** Problem statement **
Reproduce each record exactly.

** Data entries **

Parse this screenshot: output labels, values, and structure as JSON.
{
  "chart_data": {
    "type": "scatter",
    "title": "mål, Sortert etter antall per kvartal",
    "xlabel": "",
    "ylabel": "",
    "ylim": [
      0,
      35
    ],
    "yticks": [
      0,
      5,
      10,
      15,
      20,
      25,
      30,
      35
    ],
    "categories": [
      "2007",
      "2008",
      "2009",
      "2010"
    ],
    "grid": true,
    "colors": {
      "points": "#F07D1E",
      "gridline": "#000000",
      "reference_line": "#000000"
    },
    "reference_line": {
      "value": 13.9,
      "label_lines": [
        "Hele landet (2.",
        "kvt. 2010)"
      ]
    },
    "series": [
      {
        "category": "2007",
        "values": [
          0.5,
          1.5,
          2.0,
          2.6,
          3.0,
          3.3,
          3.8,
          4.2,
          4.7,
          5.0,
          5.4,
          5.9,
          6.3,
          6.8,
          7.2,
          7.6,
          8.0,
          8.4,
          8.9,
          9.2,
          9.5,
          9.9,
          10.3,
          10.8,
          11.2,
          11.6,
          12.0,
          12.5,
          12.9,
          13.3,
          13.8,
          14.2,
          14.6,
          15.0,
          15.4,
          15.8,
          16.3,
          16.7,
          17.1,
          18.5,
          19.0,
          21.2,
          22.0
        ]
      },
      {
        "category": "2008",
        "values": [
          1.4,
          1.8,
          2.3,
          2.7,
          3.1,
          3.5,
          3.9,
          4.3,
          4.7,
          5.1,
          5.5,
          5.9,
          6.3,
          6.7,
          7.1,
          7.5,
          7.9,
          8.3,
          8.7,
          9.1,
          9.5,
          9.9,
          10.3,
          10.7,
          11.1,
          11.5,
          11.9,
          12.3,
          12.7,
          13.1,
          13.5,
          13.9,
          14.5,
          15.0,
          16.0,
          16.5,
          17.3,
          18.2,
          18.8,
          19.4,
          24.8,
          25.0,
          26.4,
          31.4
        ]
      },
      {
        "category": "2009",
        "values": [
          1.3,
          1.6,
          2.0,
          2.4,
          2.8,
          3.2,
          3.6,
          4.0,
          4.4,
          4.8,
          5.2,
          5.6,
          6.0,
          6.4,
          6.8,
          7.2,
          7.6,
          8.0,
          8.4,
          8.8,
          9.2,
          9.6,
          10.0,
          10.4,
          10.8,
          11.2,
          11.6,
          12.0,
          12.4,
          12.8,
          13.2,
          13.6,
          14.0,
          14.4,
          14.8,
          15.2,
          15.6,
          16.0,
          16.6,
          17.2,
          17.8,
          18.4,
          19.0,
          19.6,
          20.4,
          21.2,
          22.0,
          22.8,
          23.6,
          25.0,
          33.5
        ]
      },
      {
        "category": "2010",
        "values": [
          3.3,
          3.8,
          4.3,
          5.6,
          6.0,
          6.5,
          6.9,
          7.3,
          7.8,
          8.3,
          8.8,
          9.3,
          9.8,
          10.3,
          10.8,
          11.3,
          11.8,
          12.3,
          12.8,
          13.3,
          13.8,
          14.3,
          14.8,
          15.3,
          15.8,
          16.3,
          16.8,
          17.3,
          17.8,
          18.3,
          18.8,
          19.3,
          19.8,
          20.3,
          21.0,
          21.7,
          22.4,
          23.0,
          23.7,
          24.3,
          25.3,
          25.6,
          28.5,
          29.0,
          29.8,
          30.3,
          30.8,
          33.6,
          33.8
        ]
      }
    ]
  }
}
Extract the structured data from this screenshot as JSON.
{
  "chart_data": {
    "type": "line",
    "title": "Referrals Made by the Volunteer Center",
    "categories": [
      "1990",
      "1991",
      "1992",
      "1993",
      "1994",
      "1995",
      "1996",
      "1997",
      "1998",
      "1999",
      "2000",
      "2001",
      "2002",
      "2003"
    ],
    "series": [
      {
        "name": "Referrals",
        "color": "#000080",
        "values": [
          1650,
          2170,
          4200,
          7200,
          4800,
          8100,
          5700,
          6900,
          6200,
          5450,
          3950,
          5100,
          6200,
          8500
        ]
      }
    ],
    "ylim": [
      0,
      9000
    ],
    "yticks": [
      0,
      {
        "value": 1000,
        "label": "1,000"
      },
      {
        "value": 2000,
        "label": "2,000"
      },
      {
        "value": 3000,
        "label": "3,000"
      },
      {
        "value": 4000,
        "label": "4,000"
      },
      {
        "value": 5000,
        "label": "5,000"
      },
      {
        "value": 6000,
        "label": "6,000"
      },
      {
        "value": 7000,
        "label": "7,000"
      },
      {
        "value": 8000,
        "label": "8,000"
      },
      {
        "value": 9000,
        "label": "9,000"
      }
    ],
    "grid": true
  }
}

** Task result **
Parse this screenshot: output labels, values, and structure as JSON.
{
  "chart_data": {
    "type": "scatter",
    "title": "mål, Sortert etter antall per kvartal",
    "xlabel": "",
    "ylabel": "",
    "ylim": [
      0,
      35
    ],
    "yticks": [
      0,
      5,
      10,
      15,
      20,
      25,
      30,
      35
    ],
    "categories": [
      "2007",
      "2008",
      "2009",
      "2010"
    ],
    "grid": true,
    "colors": {
      "points": "#F07D1E",
      "gridline": "#000000",
      "reference_line": "#000000"
    },
    "reference_line": {
      "value": 13.9,
      "label_lines": [
        "Hele landet (2.",
        "kvt. 2010)"
      ]
    },
    "series": [
      {
        "category": "2007",
        "values": [
          0.5,
          1.5,
          2.0,
          2.6,
          3.0,
          3.3,
          3.8,
          4.2,
          4.7,
          5.0,
          5.4,
          5.9,
          6.3,
          6.8,
          7.2,
          7.6,
          8.0,
          8.4,
          8.9,
          9.2,
          9.5,
          9.9,
          10.3,
          10.8,
          11.2,
          11.6,
          12.0,
          12.5,
          12.9,
          13.3,
          13.8,
          14.2,
          14.6,
          15.0,
          15.4,
          15.8,
          16.3,
          16.7,
          17.1,
          18.5,
          19.0,
          21.2,
          22.0
        ]
      },
      {
        "category": "2008",
        "values": [
          1.4,
          1.8,
          2.3,
          2.7,
          3.1,
          3.5,
          3.9,
          4.3,
          4.7,
          5.1,
          5.5,
          5.9,
          6.3,
          6.7,
          7.1,
          7.5,
          7.9,
          8.3,
          8.7,
          9.1,
          9.5,
          9.9,
          10.3,
          10.7,
          11.1,
          11.5,
          11.9,
          12.3,
          12.7,
          13.1,
          13.5,
          13.9,
          14.5,
          15.0,
          16.0,
          16.5,
          17.3,
          18.2,
          18.8,
          19.4,
          24.8,
          25.0,
          26.4,
          31.4
        ]
      },
      {
        "category": "2009",
        "values": [
          1.3,
          1.6,
          2.0,
          2.4,
          2.8,
          3.2,
          3.6,
          4.0,
          4.4,
          4.8,
          5.2,
          5.6,
          6.0,
          6.4,
          6.8,
          7.2,
          7.6,
          8.0,
          8.4,
          8.8,
          9.2,
          9.6,
          10.0,
          10.4,
          10.8,
          11.2,
          11.6,
          12.0,
          12.4,
          12.8,
          13.2,
          13.6,
          14.0,
          14.4,
          14.8,
          15.2,
          15.6,
          16.0,
          16.6,
          17.2,
          17.8,
          18.4,
          19.0,
          19.6,
          20.4,
          21.2,
          22.0,
          22.8,
          23.6,
          25.0,
          33.5
        ]
      },
      {
        "category": "2010",
        "values": [
          3.3,
          3.8,
          4.3,
          5.6,
          6.0,
          6.5,
          6.9,
          7.3,
          7.8,
          8.3,
          8.8,
          9.3,
          9.8,
          10.3,
          10.8,
          11.3,
          11.8,
          12.3,
          12.8,
          13.3,
          13.8,
          14.3,
          14.8,
          15.3,
          15.8,
          16.3,
          16.8,
          17.3,
          17.8,
          18.3,
          18.8,
          19.3,
          19.8,
          20.3,
          21.0,
          21.7,
          22.4,
          23.0,
          23.7,
          24.3,
          25.3,
          25.6,
          28.5,
          29.0,
          29.8,
          30.3,
          30.8,
          33.6,
          33.8
        ]
      }
    ]
  }
}
Extract the structured data from this screenshot as JSON.
{
  "chart_data": {
    "type": "line",
    "title": "Referrals Made by the Volunteer Center",
    "categories": [
      "1990",
      "1991",
      "1992",
      "1993",
      "1994",
      "1995",
      "1996",
      "1997",
      "1998",
      "1999",
      "2000",
      "2001",
      "2002",
      "2003"
    ],
    "series": [
      {
        "name": "Referrals",
        "color": "#000080",
        "values": [
          1650,
          2170,
          4200,
          7200,
          4800,
          8100,
          5700,
          6900,
          6200,
          5450,
          3950,
          5100,
          6200,
          8500
        ]
      }
    ],
    "ylim": [
      0,
      9000
    ],
    "yticks": [
      0,
      {
        "value": 1000,
        "label": "1,000"
      },
      {
        "value": 2000,
        "label": "2,000"
      },
      {
        "value": 3000,
        "label": "3,000"
      },
      {
        "value": 4000,
        "label": "4,000"
      },
      {
        "value": 5000,
        "label": "5,000"
      },
      {
        "value": 6000,
        "label": "6,000"
      },
      {
        "value": 7000,
        "label": "7,000"
      },
      {
        "value": 8000,
        "label": "8,000"
      },
      {
        "value": 9000,
        "label": "9,000"
      }
    ],
    "grid": true
  }
}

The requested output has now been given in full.